Format the lines below as a numbered list, leaving out any blank lines.

──────── Data extract ────────

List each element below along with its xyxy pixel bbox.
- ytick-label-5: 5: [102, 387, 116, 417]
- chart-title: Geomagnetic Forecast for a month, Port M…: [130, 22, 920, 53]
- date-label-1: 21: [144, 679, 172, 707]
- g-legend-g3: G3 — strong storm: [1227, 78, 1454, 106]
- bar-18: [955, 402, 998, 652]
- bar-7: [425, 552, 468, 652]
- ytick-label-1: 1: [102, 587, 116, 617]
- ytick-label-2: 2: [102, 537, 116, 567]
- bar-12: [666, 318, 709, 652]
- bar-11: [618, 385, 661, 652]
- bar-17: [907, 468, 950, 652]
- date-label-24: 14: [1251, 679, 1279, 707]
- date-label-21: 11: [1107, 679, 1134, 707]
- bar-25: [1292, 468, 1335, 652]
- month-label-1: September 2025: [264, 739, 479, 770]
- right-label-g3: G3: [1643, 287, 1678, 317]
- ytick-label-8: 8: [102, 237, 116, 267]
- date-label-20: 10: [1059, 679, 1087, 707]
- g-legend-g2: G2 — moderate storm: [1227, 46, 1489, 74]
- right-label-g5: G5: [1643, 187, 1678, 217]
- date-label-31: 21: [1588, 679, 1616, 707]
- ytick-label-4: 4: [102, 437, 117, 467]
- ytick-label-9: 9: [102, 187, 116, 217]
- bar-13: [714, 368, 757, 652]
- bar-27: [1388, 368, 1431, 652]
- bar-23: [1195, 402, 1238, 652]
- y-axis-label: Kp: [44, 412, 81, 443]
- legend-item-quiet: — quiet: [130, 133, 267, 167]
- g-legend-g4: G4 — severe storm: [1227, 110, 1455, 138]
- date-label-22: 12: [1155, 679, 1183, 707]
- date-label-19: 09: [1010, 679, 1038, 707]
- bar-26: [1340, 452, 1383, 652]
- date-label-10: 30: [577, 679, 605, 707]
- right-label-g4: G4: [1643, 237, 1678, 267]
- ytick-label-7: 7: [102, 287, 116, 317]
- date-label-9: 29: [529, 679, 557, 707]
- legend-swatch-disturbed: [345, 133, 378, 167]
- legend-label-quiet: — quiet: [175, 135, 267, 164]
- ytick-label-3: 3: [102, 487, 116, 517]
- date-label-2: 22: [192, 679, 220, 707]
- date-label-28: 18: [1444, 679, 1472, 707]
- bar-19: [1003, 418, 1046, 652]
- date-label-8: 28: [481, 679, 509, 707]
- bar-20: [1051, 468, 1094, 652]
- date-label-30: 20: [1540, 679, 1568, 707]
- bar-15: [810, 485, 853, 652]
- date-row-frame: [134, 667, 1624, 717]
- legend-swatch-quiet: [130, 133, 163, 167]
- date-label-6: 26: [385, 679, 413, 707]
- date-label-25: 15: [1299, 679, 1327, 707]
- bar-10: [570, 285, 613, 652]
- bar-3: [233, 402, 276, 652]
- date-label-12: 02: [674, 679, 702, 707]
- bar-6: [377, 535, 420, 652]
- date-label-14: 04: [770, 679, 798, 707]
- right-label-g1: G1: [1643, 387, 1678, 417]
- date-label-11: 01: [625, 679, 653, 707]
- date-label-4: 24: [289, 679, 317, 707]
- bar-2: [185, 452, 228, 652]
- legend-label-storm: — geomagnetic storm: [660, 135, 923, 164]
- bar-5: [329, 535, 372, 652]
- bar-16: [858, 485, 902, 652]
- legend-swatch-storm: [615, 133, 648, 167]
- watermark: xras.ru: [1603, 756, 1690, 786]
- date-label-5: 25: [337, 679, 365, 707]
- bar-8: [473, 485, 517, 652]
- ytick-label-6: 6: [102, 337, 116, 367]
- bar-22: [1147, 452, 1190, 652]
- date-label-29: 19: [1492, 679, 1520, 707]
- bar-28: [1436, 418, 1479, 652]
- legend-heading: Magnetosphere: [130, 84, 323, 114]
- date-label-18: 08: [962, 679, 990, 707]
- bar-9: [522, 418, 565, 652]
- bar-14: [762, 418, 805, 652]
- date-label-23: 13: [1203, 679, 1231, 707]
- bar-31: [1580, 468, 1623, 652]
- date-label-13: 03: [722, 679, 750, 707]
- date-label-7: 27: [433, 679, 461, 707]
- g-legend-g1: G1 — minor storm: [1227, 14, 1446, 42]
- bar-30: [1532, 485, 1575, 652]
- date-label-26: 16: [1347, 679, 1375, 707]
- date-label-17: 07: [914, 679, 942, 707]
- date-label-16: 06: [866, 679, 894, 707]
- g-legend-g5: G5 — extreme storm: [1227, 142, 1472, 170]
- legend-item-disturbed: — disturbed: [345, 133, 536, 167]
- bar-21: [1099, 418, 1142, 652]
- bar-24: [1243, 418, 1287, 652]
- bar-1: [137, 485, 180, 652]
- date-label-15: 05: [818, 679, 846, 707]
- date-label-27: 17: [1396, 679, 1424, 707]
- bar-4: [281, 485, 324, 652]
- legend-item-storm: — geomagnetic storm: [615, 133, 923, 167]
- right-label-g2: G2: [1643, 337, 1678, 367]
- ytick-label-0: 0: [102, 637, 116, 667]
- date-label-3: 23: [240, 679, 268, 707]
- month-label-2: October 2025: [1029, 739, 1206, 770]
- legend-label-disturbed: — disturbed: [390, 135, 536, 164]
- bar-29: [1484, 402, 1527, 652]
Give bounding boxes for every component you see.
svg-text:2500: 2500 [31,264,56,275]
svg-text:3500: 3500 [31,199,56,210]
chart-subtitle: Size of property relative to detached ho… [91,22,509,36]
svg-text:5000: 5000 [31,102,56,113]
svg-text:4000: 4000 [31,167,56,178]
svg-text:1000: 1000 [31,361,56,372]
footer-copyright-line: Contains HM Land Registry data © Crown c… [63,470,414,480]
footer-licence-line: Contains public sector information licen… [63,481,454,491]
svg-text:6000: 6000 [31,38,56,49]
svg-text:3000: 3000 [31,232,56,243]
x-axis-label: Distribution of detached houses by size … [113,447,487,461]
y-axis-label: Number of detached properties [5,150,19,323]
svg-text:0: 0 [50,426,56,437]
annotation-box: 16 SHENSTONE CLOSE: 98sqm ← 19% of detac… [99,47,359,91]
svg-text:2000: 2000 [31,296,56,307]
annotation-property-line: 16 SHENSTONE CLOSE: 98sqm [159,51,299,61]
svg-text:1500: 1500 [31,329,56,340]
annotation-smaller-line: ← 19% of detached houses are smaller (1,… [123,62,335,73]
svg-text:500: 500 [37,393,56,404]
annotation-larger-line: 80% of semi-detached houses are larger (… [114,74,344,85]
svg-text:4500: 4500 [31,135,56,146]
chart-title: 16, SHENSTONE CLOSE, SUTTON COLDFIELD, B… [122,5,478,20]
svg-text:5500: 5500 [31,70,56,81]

────────

### Result for this exercise
1. List each element below along with its xyxy pixel bbox.
2. - ytick-label-5: 5: [102, 387, 116, 417]
3. - chart-title: Geomagnetic Forecast for a month, Port M…: [130, 22, 920, 53]
4. - date-label-1: 21: [144, 679, 172, 707]
5. - g-legend-g3: G3 — strong storm: [1227, 78, 1454, 106]
6. - bar-18: [955, 402, 998, 652]
7. - bar-7: [425, 552, 468, 652]
8. - ytick-label-1: 1: [102, 587, 116, 617]
9. - ytick-label-2: 2: [102, 537, 116, 567]
10. - bar-12: [666, 318, 709, 652]
11. - bar-11: [618, 385, 661, 652]
12. - bar-17: [907, 468, 950, 652]
13. - date-label-24: 14: [1251, 679, 1279, 707]
14. - date-label-21: 11: [1107, 679, 1134, 707]
15. - bar-25: [1292, 468, 1335, 652]
16. - month-label-1: September 2025: [264, 739, 479, 770]
17. - right-label-g3: G3: [1643, 287, 1678, 317]
18. - ytick-label-8: 8: [102, 237, 116, 267]
19. - date-label-20: 10: [1059, 679, 1087, 707]
20. - g-legend-g2: G2 — moderate storm: [1227, 46, 1489, 74]
21. - right-label-g5: G5: [1643, 187, 1678, 217]
22. - date-label-31: 21: [1588, 679, 1616, 707]
23. - ytick-label-4: 4: [102, 437, 117, 467]
24. - ytick-label-9: 9: [102, 187, 116, 217]
25. - bar-13: [714, 368, 757, 652]
26. - bar-27: [1388, 368, 1431, 652]
27. - bar-23: [1195, 402, 1238, 652]
28. - y-axis-label: Kp: [44, 412, 81, 443]
29. - legend-item-quiet: — quiet: [130, 133, 267, 167]
30. - g-legend-g4: G4 — severe storm: [1227, 110, 1455, 138]
31. - date-label-22: 12: [1155, 679, 1183, 707]
32. - date-label-19: 09: [1010, 679, 1038, 707]
33. - bar-26: [1340, 452, 1383, 652]
34. - date-label-10: 30: [577, 679, 605, 707]
35. - right-label-g4: G4: [1643, 237, 1678, 267]
36. - ytick-label-7: 7: [102, 287, 116, 317]
37. - date-label-9: 29: [529, 679, 557, 707]
38. - legend-swatch-disturbed: [345, 133, 378, 167]
39. - legend-label-quiet: — quiet: [175, 135, 267, 164]
40. - ytick-label-3: 3: [102, 487, 116, 517]
41. - date-label-2: 22: [192, 679, 220, 707]
42. - date-label-28: 18: [1444, 679, 1472, 707]
43. - bar-19: [1003, 418, 1046, 652]
44. - date-label-8: 28: [481, 679, 509, 707]
45. - bar-20: [1051, 468, 1094, 652]
46. - date-label-30: 20: [1540, 679, 1568, 707]
47. - bar-15: [810, 485, 853, 652]
48. - date-row-frame: [134, 667, 1624, 717]
49. - legend-swatch-quiet: [130, 133, 163, 167]
50. - date-label-6: 26: [385, 679, 413, 707]
51. - date-label-25: 15: [1299, 679, 1327, 707]
52. - bar-10: [570, 285, 613, 652]
53. - bar-3: [233, 402, 276, 652]
54. - date-label-12: 02: [674, 679, 702, 707]
55. - bar-6: [377, 535, 420, 652]
56. - date-label-14: 04: [770, 679, 798, 707]
57. - right-label-g1: G1: [1643, 387, 1678, 417]
58. - date-label-11: 01: [625, 679, 653, 707]
59. - date-label-4: 24: [289, 679, 317, 707]
60. - bar-2: [185, 452, 228, 652]
61. - legend-label-storm: — geomagnetic storm: [660, 135, 923, 164]
62. - bar-5: [329, 535, 372, 652]
63. - bar-16: [858, 485, 902, 652]
64. - legend-swatch-storm: [615, 133, 648, 167]
65. - watermark: xras.ru: [1603, 756, 1690, 786]
66. - date-label-5: 25: [337, 679, 365, 707]
67. - bar-8: [473, 485, 517, 652]
68. - ytick-label-6: 6: [102, 337, 116, 367]
69. - bar-22: [1147, 452, 1190, 652]
70. - date-label-29: 19: [1492, 679, 1520, 707]
71. - bar-28: [1436, 418, 1479, 652]
72. - legend-heading: Magnetosphere: [130, 84, 323, 114]
73. - date-label-18: 08: [962, 679, 990, 707]
74. - bar-9: [522, 418, 565, 652]
75. - bar-14: [762, 418, 805, 652]
76. - date-label-23: 13: [1203, 679, 1231, 707]
77. - bar-31: [1580, 468, 1623, 652]
78. - date-label-13: 03: [722, 679, 750, 707]
79. - date-label-7: 27: [433, 679, 461, 707]
80. - g-legend-g1: G1 — minor storm: [1227, 14, 1446, 42]
81. - bar-30: [1532, 485, 1575, 652]
82. - date-label-26: 16: [1347, 679, 1375, 707]
83. - date-label-17: 07: [914, 679, 942, 707]
84. - date-label-16: 06: [866, 679, 894, 707]
85. - g-legend-g5: G5 — extreme storm: [1227, 142, 1472, 170]
86. - legend-item-disturbed: — disturbed: [345, 133, 536, 167]
87. - bar-21: [1099, 418, 1142, 652]
88. - bar-24: [1243, 418, 1287, 652]
89. - bar-1: [137, 485, 180, 652]
90. - date-label-15: 05: [818, 679, 846, 707]
91. - date-label-27: 17: [1396, 679, 1424, 707]
92. - bar-4: [281, 485, 324, 652]
93. - legend-item-storm: — geomagnetic storm: [615, 133, 923, 167]
94. - right-label-g2: G2: [1643, 337, 1678, 367]
95. - ytick-label-0: 0: [102, 637, 116, 667]
96. - date-label-3: 23: [240, 679, 268, 707]
97. - month-label-2: October 2025: [1029, 739, 1206, 770]
98. - legend-label-disturbed: — disturbed: [390, 135, 536, 164]
99. - bar-29: [1484, 402, 1527, 652]
100. Give bounding boxes for every component you see.
101. svg-text:2500: 2500 [31,264,56,275]
102. svg-text:3500: 3500 [31,199,56,210]
103. chart-subtitle: Size of property relative to detached ho… [91,22,509,36]
104. svg-text:5000: 5000 [31,102,56,113]
105. svg-text:4000: 4000 [31,167,56,178]
106. svg-text:1000: 1000 [31,361,56,372]
107. footer-copyright-line: Contains HM Land Registry data © Crown c… [63,470,414,480]
108. footer-licence-line: Contains public sector information licen… [63,481,454,491]
109. svg-text:6000: 6000 [31,38,56,49]
110. svg-text:3000: 3000 [31,232,56,243]
111. x-axis-label: Distribution of detached houses by size … [113,447,487,461]
112. y-axis-label: Number of detached properties [5,150,19,323]
113. svg-text:0: 0 [50,426,56,437]
114. annotation-box: 16 SHENSTONE CLOSE: 98sqm ← 19% of detac… [99,47,359,91]
115. svg-text:2000: 2000 [31,296,56,307]
116. annotation-property-line: 16 SHENSTONE CLOSE: 98sqm [159,51,299,61]
117. svg-text:1500: 1500 [31,329,56,340]
118. annotation-smaller-line: ← 19% of detached houses are smaller (1,… [123,62,335,73]
119. svg-text:500: 500 [37,393,56,404]
120. annotation-larger-line: 80% of semi-detached houses are larger (… [114,74,344,85]
121. svg-text:4500: 4500 [31,135,56,146]
122. chart-title: 16, SHENSTONE CLOSE, SUTTON COLDFIELD, B… [122,5,478,20]
123. svg-text:5500: 5500 [31,70,56,81]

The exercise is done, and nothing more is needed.